■ **What to do**: Which lines hold the string "label"? Copy every one of them.

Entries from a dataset
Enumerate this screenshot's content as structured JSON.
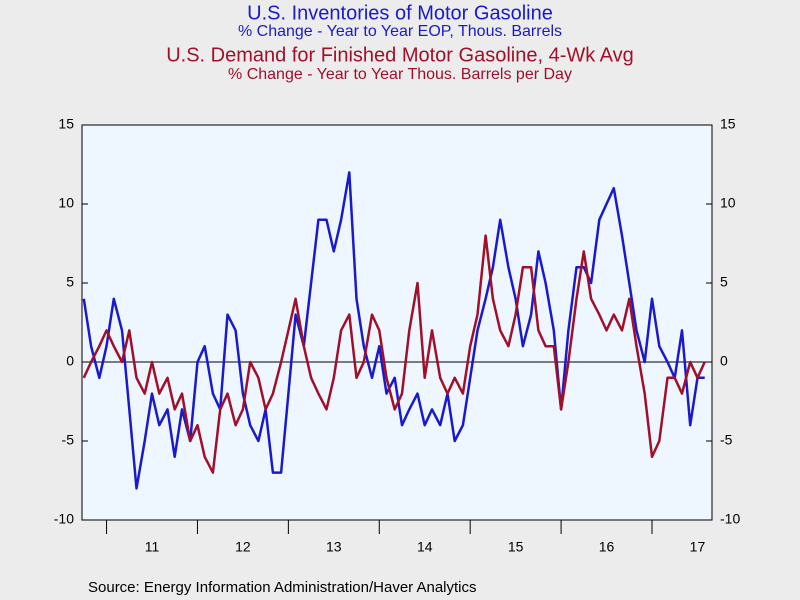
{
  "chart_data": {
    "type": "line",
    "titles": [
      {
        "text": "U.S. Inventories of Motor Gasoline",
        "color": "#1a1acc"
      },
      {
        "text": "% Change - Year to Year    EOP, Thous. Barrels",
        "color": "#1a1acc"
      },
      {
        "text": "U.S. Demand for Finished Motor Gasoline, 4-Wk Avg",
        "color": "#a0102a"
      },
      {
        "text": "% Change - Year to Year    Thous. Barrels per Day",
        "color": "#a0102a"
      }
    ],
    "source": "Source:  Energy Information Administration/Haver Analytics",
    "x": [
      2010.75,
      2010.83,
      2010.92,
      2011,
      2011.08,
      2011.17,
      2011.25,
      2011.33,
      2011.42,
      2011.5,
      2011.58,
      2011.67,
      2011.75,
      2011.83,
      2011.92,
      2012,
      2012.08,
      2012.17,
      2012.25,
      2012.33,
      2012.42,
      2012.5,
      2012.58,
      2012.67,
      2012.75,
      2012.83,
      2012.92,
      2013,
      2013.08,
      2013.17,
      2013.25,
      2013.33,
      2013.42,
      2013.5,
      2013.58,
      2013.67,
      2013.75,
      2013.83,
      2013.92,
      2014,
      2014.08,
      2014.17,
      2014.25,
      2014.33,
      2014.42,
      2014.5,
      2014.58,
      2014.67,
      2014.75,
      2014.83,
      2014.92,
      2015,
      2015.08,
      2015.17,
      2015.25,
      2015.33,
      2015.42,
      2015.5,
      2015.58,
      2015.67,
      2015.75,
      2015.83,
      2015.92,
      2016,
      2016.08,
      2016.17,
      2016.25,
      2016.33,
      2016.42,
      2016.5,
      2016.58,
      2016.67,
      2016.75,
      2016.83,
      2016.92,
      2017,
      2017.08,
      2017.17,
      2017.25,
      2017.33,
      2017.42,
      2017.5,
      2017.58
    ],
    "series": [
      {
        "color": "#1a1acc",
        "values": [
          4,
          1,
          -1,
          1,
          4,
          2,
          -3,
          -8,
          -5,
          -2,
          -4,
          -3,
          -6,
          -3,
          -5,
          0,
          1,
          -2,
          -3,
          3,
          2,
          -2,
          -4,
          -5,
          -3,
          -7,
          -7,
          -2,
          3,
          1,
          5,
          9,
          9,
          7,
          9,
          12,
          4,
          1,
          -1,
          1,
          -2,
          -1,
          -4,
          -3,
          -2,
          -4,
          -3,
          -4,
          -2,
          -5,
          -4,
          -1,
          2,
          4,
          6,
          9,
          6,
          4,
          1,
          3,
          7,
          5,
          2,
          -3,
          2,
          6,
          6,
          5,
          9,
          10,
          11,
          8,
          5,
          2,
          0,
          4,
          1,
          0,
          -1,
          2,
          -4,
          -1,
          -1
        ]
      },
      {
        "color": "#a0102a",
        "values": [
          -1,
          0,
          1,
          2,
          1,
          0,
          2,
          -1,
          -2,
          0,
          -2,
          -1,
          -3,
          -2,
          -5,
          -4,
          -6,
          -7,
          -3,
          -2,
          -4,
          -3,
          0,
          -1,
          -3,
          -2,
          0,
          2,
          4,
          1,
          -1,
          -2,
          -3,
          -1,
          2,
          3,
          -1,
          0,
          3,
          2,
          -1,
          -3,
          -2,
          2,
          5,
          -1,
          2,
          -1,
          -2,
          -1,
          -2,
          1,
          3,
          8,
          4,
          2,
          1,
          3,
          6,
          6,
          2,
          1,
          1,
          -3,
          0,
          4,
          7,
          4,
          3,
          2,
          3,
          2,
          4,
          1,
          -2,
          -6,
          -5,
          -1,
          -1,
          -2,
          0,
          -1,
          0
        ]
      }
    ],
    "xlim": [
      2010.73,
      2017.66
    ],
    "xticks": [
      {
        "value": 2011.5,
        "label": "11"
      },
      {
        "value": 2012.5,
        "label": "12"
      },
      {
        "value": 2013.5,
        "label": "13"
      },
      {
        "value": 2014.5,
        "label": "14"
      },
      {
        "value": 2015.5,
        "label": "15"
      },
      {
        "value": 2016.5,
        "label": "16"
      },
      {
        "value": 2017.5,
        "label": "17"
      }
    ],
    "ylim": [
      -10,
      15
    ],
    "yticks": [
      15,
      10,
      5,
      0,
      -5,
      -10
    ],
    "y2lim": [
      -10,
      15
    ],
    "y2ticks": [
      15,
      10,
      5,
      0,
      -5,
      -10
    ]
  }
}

■ **Exercise answer**:
        "label": "11"
        "label": "12"
        "label": "13"
        "label": "14"
        "label": "15"
        "label": "16"
        "label": "17"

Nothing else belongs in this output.